[Dataset entries]
"""

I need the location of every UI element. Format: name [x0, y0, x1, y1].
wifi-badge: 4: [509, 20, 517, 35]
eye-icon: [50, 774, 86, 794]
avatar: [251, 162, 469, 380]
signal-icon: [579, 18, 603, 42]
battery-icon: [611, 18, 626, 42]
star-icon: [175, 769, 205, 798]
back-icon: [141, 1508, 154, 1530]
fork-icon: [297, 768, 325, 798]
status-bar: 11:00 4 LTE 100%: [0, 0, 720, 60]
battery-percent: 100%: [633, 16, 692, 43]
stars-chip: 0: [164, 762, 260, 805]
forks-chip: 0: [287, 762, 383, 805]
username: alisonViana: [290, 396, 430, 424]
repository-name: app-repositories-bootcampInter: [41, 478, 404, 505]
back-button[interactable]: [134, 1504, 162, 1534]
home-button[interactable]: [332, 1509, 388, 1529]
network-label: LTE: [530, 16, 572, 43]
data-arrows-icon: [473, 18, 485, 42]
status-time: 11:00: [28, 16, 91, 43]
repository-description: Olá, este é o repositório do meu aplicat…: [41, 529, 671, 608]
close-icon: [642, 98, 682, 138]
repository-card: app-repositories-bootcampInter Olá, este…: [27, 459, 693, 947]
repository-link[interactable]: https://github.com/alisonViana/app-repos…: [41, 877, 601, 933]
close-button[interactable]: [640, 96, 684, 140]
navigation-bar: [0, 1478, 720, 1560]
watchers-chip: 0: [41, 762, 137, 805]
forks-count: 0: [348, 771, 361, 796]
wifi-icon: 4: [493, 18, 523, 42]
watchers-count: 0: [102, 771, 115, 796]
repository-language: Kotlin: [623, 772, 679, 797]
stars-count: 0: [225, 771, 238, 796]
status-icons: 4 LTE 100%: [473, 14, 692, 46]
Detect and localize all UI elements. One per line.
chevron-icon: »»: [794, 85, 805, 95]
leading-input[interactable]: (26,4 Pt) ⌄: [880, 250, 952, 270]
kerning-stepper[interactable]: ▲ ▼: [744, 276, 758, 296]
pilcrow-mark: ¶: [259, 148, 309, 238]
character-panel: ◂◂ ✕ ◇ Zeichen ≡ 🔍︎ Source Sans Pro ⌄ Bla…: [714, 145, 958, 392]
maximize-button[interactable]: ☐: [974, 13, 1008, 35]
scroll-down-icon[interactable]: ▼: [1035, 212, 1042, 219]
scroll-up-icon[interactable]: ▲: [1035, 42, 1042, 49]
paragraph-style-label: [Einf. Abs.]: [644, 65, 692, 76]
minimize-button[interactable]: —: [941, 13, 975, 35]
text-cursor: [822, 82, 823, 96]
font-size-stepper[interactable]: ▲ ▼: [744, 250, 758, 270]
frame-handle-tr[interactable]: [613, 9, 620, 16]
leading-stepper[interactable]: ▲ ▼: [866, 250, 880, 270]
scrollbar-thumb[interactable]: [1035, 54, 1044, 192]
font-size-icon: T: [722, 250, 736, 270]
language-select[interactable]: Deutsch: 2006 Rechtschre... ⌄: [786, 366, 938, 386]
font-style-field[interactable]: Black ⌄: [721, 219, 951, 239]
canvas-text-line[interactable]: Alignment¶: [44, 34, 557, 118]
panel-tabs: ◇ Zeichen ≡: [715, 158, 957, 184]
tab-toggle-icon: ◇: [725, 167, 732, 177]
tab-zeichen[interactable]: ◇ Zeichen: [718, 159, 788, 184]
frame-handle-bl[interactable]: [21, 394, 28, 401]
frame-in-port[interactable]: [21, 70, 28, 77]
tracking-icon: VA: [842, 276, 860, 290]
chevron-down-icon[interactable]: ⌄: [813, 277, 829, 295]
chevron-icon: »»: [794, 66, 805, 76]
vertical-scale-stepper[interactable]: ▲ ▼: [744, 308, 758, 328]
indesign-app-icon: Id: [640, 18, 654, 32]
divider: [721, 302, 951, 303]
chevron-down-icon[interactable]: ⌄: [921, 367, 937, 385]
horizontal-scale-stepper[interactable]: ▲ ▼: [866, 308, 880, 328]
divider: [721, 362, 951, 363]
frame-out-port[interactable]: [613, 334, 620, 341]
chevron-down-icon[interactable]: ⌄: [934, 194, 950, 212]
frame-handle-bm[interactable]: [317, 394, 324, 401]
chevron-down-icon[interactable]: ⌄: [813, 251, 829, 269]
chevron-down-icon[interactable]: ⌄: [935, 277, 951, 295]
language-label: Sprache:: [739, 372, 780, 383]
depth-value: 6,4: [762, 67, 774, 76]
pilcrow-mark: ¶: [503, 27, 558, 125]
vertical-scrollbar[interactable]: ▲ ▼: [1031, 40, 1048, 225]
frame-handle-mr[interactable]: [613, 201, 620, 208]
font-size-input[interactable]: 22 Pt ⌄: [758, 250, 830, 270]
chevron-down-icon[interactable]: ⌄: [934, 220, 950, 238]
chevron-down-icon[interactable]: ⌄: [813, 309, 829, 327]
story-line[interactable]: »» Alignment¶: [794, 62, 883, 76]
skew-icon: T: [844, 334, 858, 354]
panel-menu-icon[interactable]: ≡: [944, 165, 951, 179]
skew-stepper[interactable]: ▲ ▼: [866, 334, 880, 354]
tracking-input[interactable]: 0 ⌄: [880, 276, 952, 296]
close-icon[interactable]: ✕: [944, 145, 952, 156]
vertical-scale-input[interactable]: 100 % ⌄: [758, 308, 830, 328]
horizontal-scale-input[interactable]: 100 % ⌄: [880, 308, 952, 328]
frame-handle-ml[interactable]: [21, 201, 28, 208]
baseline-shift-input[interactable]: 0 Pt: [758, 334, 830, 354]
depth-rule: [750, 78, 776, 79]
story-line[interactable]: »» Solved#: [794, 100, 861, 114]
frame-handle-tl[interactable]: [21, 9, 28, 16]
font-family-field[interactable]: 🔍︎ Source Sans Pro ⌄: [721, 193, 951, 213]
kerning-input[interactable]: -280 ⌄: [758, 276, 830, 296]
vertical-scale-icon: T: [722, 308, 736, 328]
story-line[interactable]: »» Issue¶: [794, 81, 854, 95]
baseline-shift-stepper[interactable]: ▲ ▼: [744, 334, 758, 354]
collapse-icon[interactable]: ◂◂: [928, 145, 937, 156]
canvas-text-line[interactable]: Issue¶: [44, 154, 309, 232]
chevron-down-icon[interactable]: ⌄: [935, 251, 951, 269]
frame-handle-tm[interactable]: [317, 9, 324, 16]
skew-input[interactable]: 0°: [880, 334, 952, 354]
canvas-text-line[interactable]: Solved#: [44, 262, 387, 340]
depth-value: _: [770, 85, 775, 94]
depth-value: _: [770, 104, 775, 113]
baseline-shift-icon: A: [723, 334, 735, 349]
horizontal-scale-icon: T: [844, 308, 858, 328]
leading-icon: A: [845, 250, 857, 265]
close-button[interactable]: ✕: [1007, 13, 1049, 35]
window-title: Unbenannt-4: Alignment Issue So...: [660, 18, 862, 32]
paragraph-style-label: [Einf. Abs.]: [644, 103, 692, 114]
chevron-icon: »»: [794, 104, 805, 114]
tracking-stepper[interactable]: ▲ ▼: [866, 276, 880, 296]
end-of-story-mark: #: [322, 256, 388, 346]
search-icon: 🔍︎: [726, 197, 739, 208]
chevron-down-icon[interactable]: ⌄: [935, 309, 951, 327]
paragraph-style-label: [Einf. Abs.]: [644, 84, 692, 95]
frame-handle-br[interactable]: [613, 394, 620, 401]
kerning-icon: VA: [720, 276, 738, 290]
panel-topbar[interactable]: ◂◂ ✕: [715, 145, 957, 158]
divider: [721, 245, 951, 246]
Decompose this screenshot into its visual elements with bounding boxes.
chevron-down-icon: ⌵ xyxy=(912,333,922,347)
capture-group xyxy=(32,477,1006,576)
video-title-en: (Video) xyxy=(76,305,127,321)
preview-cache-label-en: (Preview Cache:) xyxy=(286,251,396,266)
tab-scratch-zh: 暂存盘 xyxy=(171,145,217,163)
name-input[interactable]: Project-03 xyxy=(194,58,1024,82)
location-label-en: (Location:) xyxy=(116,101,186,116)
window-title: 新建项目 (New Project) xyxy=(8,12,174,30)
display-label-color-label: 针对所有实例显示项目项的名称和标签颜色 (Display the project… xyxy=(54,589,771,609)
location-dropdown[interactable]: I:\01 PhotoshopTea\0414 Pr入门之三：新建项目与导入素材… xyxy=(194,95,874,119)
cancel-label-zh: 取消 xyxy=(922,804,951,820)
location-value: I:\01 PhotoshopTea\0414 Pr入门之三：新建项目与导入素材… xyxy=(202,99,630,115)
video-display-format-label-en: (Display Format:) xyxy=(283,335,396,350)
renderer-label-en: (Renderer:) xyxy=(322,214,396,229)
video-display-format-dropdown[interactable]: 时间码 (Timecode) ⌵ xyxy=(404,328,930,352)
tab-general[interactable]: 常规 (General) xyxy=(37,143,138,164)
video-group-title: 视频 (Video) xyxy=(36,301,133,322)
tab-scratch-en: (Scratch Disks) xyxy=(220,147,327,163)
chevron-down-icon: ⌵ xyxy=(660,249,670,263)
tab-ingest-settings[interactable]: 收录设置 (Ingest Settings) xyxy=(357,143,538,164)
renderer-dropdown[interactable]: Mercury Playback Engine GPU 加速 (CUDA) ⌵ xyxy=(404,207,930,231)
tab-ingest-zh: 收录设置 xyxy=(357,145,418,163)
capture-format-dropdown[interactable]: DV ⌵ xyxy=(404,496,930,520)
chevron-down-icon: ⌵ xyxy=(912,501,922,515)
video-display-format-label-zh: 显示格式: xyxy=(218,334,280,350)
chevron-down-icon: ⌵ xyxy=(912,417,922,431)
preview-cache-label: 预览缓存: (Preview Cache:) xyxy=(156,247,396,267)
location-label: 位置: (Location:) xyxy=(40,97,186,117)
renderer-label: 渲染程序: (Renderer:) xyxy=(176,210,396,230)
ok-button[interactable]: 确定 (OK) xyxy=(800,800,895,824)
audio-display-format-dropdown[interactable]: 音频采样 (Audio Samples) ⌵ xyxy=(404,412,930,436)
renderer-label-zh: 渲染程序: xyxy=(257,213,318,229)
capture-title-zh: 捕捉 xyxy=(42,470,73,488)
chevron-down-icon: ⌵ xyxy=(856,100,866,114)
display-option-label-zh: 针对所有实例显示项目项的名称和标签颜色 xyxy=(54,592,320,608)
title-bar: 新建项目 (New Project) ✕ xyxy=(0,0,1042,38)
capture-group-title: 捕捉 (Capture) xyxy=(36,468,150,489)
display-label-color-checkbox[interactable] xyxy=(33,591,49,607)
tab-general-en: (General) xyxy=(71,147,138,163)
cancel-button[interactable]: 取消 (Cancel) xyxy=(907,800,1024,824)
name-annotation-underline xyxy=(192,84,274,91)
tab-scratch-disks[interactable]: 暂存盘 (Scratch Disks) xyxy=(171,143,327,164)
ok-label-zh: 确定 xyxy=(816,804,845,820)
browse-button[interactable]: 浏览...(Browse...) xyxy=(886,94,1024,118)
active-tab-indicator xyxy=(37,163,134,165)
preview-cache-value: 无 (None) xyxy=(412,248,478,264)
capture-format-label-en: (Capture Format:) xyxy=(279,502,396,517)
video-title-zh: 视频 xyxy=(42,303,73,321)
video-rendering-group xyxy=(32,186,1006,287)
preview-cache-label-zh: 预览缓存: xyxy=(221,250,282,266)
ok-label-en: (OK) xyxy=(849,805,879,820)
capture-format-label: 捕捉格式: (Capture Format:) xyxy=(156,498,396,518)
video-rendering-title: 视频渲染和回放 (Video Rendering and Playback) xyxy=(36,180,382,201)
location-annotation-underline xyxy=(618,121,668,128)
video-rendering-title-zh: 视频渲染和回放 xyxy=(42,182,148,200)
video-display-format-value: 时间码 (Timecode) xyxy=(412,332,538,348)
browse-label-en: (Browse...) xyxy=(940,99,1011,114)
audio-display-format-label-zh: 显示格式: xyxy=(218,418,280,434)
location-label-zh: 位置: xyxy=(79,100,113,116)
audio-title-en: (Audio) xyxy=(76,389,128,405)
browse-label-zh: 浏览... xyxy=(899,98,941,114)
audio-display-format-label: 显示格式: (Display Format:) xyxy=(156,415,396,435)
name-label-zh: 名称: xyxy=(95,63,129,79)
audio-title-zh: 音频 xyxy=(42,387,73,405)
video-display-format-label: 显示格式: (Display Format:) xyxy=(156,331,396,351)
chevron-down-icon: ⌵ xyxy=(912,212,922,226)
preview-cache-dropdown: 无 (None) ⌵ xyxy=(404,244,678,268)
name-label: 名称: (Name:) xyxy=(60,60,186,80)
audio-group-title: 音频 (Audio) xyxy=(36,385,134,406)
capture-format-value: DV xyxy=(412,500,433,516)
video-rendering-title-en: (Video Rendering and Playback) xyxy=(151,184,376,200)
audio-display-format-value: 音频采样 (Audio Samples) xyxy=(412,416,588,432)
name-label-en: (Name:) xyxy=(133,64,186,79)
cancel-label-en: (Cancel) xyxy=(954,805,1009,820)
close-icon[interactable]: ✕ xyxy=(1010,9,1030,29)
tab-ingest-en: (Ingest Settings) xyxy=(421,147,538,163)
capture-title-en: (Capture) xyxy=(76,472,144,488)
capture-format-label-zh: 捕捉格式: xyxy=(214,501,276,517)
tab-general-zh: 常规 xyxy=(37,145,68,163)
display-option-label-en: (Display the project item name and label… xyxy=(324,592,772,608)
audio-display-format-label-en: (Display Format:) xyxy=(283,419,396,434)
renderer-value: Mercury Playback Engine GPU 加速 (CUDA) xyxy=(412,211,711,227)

"""

*WHAT NEEDS TO BE DONE*
Starting with the first row and ending with the row that contains "877, 601, 933]", reproduce the rows with "status-bar" replaced by "top-bar" and everything else kept the same.

*ANSWER TO THIS PROBLEM*
I need the location of every UI element. Format: name [x0, y0, x1, y1].
wifi-badge: 4: [509, 20, 517, 35]
eye-icon: [50, 774, 86, 794]
avatar: [251, 162, 469, 380]
signal-icon: [579, 18, 603, 42]
battery-icon: [611, 18, 626, 42]
star-icon: [175, 769, 205, 798]
back-icon: [141, 1508, 154, 1530]
fork-icon: [297, 768, 325, 798]
top-bar: 11:00 4 LTE 100%: [0, 0, 720, 60]
battery-percent: 100%: [633, 16, 692, 43]
stars-chip: 0: [164, 762, 260, 805]
forks-chip: 0: [287, 762, 383, 805]
username: alisonViana: [290, 396, 430, 424]
repository-name: app-repositories-bootcampInter: [41, 478, 404, 505]
back-button[interactable]: [134, 1504, 162, 1534]
home-button[interactable]: [332, 1509, 388, 1529]
network-label: LTE: [530, 16, 572, 43]
data-arrows-icon: [473, 18, 485, 42]
status-time: 11:00: [28, 16, 91, 43]
repository-description: Olá, este é o repositório do meu aplicat…: [41, 529, 671, 608]
close-icon: [642, 98, 682, 138]
repository-card: app-repositories-bootcampInter Olá, este…: [27, 459, 693, 947]
repository-link[interactable]: https://github.com/alisonViana/app-repos…: [41, 877, 601, 933]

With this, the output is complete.